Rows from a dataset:
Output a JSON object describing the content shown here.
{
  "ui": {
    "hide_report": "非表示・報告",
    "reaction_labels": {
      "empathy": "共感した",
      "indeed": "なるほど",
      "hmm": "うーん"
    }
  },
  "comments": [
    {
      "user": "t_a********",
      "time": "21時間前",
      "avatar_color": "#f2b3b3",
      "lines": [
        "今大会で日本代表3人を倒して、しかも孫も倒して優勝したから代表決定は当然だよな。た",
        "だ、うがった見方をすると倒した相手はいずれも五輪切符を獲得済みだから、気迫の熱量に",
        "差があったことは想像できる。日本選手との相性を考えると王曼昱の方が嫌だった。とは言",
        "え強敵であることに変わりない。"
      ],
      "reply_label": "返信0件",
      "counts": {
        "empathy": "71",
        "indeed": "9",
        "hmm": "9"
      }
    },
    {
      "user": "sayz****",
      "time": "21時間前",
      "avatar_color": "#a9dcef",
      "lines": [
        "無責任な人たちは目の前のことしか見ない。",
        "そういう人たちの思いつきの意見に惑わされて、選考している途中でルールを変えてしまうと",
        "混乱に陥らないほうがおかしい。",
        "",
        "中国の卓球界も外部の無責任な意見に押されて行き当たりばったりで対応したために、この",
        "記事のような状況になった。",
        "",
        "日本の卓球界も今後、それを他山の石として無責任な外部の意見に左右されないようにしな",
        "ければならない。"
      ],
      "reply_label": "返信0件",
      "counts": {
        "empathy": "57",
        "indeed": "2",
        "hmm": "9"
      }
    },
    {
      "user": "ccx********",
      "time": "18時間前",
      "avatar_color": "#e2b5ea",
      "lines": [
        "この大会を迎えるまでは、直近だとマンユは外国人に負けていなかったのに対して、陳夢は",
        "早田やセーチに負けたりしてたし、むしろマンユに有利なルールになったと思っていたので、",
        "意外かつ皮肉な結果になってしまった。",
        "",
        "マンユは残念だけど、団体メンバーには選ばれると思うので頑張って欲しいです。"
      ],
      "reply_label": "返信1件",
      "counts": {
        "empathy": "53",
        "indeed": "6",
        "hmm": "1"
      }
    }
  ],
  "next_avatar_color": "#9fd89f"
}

## What the task requires
Restate each of the entries above verbatim.

## Correct result
Output a JSON object describing the content shown here.
{
  "ui": {
    "hide_report": "非表示・報告",
    "reaction_labels": {
      "empathy": "共感した",
      "indeed": "なるほど",
      "hmm": "うーん"
    }
  },
  "comments": [
    {
      "user": "t_a********",
      "time": "21時間前",
      "avatar_color": "#f2b3b3",
      "lines": [
        "今大会で日本代表3人を倒して、しかも孫も倒して優勝したから代表決定は当然だよな。た",
        "だ、うがった見方をすると倒した相手はいずれも五輪切符を獲得済みだから、気迫の熱量に",
        "差があったことは想像できる。日本選手との相性を考えると王曼昱の方が嫌だった。とは言",
        "え強敵であることに変わりない。"
      ],
      "reply_label": "返信0件",
      "counts": {
        "empathy": "71",
        "indeed": "9",
        "hmm": "9"
      }
    },
    {
      "user": "sayz****",
      "time": "21時間前",
      "avatar_color": "#a9dcef",
      "lines": [
        "無責任な人たちは目の前のことしか見ない。",
        "そういう人たちの思いつきの意見に惑わされて、選考している途中でルールを変えてしまうと",
        "混乱に陥らないほうがおかしい。",
        "",
        "中国の卓球界も外部の無責任な意見に押されて行き当たりばったりで対応したために、この",
        "記事のような状況になった。",
        "",
        "日本の卓球界も今後、それを他山の石として無責任な外部の意見に左右されないようにしな",
        "ければならない。"
      ],
      "reply_label": "返信0件",
      "counts": {
        "empathy": "57",
        "indeed": "2",
        "hmm": "9"
      }
    },
    {
      "user": "ccx********",
      "time": "18時間前",
      "avatar_color": "#e2b5ea",
      "lines": [
        "この大会を迎えるまでは、直近だとマンユは外国人に負けていなかったのに対して、陳夢は",
        "早田やセーチに負けたりしてたし、むしろマンユに有利なルールになったと思っていたので、",
        "意外かつ皮肉な結果になってしまった。",
        "",
        "マンユは残念だけど、団体メンバーには選ばれると思うので頑張って欲しいです。"
      ],
      "reply_label": "返信1件",
      "counts": {
        "empathy": "53",
        "indeed": "6",
        "hmm": "1"
      }
    }
  ],
  "next_avatar_color": "#9fd89f"
}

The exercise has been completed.